Records from a data source:

+-------+

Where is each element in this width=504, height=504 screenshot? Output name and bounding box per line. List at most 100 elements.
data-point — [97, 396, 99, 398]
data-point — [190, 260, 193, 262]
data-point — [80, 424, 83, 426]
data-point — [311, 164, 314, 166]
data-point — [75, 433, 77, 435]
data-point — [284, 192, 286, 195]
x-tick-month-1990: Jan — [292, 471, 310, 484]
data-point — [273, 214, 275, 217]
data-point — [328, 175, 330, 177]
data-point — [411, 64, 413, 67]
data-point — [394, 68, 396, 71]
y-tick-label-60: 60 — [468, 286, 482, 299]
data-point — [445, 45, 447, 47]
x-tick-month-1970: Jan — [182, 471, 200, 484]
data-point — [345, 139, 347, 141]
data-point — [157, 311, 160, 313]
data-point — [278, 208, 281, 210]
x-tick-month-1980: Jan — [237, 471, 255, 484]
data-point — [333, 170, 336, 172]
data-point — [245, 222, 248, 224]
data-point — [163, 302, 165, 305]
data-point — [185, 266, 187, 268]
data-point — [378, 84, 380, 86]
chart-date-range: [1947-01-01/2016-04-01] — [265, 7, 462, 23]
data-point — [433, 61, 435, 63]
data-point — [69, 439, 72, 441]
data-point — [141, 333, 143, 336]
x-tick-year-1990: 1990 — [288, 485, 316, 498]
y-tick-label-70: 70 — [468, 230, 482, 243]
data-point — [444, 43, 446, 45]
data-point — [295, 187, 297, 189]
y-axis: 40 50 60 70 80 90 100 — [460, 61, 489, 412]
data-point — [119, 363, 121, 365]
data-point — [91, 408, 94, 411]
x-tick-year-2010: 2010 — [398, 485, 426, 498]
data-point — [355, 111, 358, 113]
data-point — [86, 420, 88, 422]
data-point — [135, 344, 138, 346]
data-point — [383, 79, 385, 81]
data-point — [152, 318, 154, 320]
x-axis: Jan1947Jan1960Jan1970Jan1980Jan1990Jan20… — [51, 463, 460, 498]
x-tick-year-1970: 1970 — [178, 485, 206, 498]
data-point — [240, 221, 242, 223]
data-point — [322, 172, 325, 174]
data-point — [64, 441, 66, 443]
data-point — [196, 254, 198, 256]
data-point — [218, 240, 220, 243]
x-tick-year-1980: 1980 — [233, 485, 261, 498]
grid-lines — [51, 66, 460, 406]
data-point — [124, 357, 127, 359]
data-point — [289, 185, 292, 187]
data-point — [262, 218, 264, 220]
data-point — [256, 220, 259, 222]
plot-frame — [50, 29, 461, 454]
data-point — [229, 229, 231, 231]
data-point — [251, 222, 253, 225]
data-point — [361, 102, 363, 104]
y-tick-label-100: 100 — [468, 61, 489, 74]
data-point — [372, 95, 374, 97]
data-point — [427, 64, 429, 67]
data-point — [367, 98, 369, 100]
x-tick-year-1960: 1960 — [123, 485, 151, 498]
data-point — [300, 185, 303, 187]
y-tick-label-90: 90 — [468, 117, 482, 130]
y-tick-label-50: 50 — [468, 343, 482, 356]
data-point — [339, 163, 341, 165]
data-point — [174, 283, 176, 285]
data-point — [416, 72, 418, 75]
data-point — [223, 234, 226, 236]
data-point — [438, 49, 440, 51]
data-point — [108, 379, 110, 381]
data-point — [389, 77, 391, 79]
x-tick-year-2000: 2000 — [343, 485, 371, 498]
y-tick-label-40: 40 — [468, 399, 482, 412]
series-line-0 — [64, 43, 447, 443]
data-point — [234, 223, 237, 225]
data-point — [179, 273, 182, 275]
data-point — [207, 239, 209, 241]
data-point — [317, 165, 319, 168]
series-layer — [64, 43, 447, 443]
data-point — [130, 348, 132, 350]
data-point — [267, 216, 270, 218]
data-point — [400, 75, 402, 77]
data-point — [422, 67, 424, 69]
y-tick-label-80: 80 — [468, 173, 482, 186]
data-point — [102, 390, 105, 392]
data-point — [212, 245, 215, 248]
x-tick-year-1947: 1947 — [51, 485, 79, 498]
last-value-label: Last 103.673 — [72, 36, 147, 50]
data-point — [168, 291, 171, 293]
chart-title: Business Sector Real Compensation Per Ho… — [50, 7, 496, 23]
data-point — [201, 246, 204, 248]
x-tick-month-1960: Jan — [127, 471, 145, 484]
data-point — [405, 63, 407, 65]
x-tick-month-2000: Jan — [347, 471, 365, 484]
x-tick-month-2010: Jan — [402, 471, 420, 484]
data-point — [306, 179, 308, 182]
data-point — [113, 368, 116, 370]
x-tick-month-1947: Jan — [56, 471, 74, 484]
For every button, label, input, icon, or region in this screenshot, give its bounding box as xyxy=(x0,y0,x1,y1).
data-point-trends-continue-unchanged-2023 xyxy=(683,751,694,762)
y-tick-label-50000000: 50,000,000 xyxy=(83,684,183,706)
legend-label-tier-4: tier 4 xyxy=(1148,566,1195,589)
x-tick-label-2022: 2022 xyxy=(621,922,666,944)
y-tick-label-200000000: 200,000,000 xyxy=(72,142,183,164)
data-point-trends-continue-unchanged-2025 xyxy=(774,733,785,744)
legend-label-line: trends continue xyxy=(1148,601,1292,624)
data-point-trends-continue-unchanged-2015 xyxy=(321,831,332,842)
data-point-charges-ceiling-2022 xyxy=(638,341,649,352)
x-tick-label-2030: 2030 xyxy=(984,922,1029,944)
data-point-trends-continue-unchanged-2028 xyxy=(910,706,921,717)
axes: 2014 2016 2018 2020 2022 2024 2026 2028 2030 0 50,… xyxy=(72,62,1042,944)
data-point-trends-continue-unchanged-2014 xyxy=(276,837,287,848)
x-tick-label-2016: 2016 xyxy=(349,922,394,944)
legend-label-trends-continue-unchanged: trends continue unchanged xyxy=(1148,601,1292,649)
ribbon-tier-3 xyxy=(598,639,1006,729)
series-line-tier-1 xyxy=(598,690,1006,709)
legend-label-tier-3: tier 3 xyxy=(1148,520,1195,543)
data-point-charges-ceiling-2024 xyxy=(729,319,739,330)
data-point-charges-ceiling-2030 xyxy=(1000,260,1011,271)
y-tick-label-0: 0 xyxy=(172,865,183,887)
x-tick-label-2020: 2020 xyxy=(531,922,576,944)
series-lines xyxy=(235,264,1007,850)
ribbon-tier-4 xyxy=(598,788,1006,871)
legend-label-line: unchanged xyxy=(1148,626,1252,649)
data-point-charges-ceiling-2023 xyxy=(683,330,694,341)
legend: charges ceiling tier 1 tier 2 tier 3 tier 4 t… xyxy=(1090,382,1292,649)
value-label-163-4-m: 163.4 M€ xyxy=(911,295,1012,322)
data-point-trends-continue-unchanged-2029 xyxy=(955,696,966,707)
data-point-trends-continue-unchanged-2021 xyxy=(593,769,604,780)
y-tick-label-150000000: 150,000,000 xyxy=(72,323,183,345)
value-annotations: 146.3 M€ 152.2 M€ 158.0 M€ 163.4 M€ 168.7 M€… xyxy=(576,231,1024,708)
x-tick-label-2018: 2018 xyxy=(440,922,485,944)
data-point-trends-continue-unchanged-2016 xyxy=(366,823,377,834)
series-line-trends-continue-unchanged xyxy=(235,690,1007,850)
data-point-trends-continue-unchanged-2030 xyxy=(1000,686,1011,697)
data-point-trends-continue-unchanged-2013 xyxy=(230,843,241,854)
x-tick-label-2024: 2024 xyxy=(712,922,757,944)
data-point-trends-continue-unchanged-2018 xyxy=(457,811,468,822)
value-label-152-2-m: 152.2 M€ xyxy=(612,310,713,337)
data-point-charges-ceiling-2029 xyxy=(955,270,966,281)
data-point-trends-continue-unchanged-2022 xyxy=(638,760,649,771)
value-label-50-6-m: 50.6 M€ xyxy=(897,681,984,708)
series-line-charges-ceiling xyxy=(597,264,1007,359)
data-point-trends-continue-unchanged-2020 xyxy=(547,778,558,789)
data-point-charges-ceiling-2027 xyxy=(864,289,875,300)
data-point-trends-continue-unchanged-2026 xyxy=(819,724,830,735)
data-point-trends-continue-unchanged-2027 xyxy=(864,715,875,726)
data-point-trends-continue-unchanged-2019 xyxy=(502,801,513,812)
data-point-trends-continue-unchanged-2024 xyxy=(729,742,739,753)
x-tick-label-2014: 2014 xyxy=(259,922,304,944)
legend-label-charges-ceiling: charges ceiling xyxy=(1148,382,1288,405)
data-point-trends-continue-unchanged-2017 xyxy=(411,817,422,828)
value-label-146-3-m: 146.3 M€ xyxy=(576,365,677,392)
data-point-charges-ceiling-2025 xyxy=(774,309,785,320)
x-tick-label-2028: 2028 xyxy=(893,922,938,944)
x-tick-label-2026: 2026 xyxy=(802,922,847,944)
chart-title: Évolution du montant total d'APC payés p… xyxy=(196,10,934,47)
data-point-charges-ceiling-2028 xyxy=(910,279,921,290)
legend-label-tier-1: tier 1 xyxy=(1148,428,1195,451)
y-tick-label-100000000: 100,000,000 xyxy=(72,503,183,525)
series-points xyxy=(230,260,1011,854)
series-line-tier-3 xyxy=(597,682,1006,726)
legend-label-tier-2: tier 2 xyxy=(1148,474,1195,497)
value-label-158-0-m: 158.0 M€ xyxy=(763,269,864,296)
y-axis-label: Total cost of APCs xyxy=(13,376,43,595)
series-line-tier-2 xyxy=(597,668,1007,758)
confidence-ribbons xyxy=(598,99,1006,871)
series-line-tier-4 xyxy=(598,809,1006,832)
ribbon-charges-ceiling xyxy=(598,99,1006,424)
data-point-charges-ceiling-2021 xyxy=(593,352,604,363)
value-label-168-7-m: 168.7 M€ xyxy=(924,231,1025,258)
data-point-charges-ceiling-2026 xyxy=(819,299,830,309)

+-------+

CHALLENGE: Can you quote the records word for word, from the first line through the line with "data-point — [378, 84, 380, 86]", including both?

OUTPUT OF THE TASK:
Where is each element in this width=504, height=504 screenshot? Output name and bounding box per line. List at most 100 elements.
data-point — [97, 396, 99, 398]
data-point — [190, 260, 193, 262]
data-point — [80, 424, 83, 426]
data-point — [311, 164, 314, 166]
data-point — [75, 433, 77, 435]
data-point — [284, 192, 286, 195]
x-tick-month-1990: Jan — [292, 471, 310, 484]
data-point — [273, 214, 275, 217]
data-point — [328, 175, 330, 177]
data-point — [411, 64, 413, 67]
data-point — [394, 68, 396, 71]
y-tick-label-60: 60 — [468, 286, 482, 299]
data-point — [445, 45, 447, 47]
x-tick-month-1970: Jan — [182, 471, 200, 484]
data-point — [345, 139, 347, 141]
data-point — [157, 311, 160, 313]
data-point — [278, 208, 281, 210]
x-tick-month-1980: Jan — [237, 471, 255, 484]
data-point — [333, 170, 336, 172]
data-point — [245, 222, 248, 224]
data-point — [163, 302, 165, 305]
data-point — [185, 266, 187, 268]
data-point — [378, 84, 380, 86]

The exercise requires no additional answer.